# WHAT IS ASKED
Copy the full set of lines exactly as given.

# EXTRACTED RECORDS
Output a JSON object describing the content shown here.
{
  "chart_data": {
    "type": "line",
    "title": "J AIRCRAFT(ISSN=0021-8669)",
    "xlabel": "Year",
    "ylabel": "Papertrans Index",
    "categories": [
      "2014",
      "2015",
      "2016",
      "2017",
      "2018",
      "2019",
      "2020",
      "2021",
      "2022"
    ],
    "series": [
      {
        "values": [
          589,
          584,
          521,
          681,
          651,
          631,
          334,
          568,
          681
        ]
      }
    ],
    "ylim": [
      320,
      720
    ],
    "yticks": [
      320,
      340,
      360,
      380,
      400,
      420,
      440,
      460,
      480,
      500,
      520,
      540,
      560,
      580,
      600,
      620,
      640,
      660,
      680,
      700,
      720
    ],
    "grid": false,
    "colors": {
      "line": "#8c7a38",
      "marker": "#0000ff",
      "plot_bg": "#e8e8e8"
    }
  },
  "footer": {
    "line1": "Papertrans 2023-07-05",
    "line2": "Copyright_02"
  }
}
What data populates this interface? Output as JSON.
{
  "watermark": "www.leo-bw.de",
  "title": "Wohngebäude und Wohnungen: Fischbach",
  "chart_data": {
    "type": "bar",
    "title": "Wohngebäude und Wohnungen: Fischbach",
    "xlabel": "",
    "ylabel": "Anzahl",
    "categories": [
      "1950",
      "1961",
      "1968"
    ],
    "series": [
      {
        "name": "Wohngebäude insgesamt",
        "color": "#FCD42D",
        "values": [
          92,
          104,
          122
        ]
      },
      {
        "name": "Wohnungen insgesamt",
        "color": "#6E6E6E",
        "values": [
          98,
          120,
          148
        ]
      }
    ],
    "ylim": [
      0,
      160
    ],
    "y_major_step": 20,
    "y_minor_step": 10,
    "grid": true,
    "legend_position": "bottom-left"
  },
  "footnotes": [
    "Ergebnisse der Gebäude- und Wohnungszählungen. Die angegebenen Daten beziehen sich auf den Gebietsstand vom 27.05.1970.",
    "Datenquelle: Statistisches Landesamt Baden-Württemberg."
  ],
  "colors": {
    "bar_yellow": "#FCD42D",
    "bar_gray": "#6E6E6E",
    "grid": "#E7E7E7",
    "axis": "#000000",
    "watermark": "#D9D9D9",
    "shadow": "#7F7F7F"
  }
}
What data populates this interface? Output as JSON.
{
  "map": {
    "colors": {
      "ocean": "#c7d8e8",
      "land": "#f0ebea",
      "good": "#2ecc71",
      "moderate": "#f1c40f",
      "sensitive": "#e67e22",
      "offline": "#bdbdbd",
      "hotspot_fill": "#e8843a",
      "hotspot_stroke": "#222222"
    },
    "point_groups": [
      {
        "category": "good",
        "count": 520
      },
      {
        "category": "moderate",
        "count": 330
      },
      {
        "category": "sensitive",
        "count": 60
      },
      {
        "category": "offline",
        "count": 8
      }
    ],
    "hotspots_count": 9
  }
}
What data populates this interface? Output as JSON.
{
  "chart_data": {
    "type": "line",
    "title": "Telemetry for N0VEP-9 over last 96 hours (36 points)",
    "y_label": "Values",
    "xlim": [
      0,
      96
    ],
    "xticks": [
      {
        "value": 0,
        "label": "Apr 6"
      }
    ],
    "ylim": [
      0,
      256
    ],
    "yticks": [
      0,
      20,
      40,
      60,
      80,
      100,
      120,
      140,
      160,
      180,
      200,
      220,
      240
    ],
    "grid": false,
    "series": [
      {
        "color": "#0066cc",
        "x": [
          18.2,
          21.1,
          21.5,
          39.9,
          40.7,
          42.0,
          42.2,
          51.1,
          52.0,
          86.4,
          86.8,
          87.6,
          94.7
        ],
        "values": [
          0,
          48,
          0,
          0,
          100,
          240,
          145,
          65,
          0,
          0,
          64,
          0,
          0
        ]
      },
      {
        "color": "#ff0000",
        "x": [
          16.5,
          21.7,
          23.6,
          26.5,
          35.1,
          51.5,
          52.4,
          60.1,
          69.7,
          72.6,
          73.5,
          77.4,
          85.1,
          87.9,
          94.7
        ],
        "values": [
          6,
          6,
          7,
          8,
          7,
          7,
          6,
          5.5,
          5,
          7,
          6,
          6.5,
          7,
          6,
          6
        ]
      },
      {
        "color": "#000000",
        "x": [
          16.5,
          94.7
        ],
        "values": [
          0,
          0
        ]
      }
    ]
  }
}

# SOLUTION
Output a JSON object describing the content shown here.
{
  "chart_data": {
    "type": "line",
    "title": "J AIRCRAFT(ISSN=0021-8669)",
    "xlabel": "Year",
    "ylabel": "Papertrans Index",
    "categories": [
      "2014",
      "2015",
      "2016",
      "2017",
      "2018",
      "2019",
      "2020",
      "2021",
      "2022"
    ],
    "series": [
      {
        "values": [
          589,
          584,
          521,
          681,
          651,
          631,
          334,
          568,
          681
        ]
      }
    ],
    "ylim": [
      320,
      720
    ],
    "yticks": [
      320,
      340,
      360,
      380,
      400,
      420,
      440,
      460,
      480,
      500,
      520,
      540,
      560,
      580,
      600,
      620,
      640,
      660,
      680,
      700,
      720
    ],
    "grid": false,
    "colors": {
      "line": "#8c7a38",
      "marker": "#0000ff",
      "plot_bg": "#e8e8e8"
    }
  },
  "footer": {
    "line1": "Papertrans 2023-07-05",
    "line2": "Copyright_02"
  }
}
What data populates this interface? Output as JSON.
{
  "watermark": "www.leo-bw.de",
  "title": "Wohngebäude und Wohnungen: Fischbach",
  "chart_data": {
    "type": "bar",
    "title": "Wohngebäude und Wohnungen: Fischbach",
    "xlabel": "",
    "ylabel": "Anzahl",
    "categories": [
      "1950",
      "1961",
      "1968"
    ],
    "series": [
      {
        "name": "Wohngebäude insgesamt",
        "color": "#FCD42D",
        "values": [
          92,
          104,
          122
        ]
      },
      {
        "name": "Wohnungen insgesamt",
        "color": "#6E6E6E",
        "values": [
          98,
          120,
          148
        ]
      }
    ],
    "ylim": [
      0,
      160
    ],
    "y_major_step": 20,
    "y_minor_step": 10,
    "grid": true,
    "legend_position": "bottom-left"
  },
  "footnotes": [
    "Ergebnisse der Gebäude- und Wohnungszählungen. Die angegebenen Daten beziehen sich auf den Gebietsstand vom 27.05.1970.",
    "Datenquelle: Statistisches Landesamt Baden-Württemberg."
  ],
  "colors": {
    "bar_yellow": "#FCD42D",
    "bar_gray": "#6E6E6E",
    "grid": "#E7E7E7",
    "axis": "#000000",
    "watermark": "#D9D9D9",
    "shadow": "#7F7F7F"
  }
}
What data populates this interface? Output as JSON.
{
  "map": {
    "colors": {
      "ocean": "#c7d8e8",
      "land": "#f0ebea",
      "good": "#2ecc71",
      "moderate": "#f1c40f",
      "sensitive": "#e67e22",
      "offline": "#bdbdbd",
      "hotspot_fill": "#e8843a",
      "hotspot_stroke": "#222222"
    },
    "point_groups": [
      {
        "category": "good",
        "count": 520
      },
      {
        "category": "moderate",
        "count": 330
      },
      {
        "category": "sensitive",
        "count": 60
      },
      {
        "category": "offline",
        "count": 8
      }
    ],
    "hotspots_count": 9
  }
}
What data populates this interface? Output as JSON.
{
  "chart_data": {
    "type": "line",
    "title": "Telemetry for N0VEP-9 over last 96 hours (36 points)",
    "y_label": "Values",
    "xlim": [
      0,
      96
    ],
    "xticks": [
      {
        "value": 0,
        "label": "Apr 6"
      }
    ],
    "ylim": [
      0,
      256
    ],
    "yticks": [
      0,
      20,
      40,
      60,
      80,
      100,
      120,
      140,
      160,
      180,
      200,
      220,
      240
    ],
    "grid": false,
    "series": [
      {
        "color": "#0066cc",
        "x": [
          18.2,
          21.1,
          21.5,
          39.9,
          40.7,
          42.0,
          42.2,
          51.1,
          52.0,
          86.4,
          86.8,
          87.6,
          94.7
        ],
        "values": [
          0,
          48,
          0,
          0,
          100,
          240,
          145,
          65,
          0,
          0,
          64,
          0,
          0
        ]
      },
      {
        "color": "#ff0000",
        "x": [
          16.5,
          21.7,
          23.6,
          26.5,
          35.1,
          51.5,
          52.4,
          60.1,
          69.7,
          72.6,
          73.5,
          77.4,
          85.1,
          87.9,
          94.7
        ],
        "values": [
          6,
          6,
          7,
          8,
          7,
          7,
          6,
          5.5,
          5,
          7,
          6,
          6.5,
          7,
          6,
          6
        ]
      },
      {
        "color": "#000000",
        "x": [
          16.5,
          94.7
        ],
        "values": [
          0,
          0
        ]
      }
    ]
  }
}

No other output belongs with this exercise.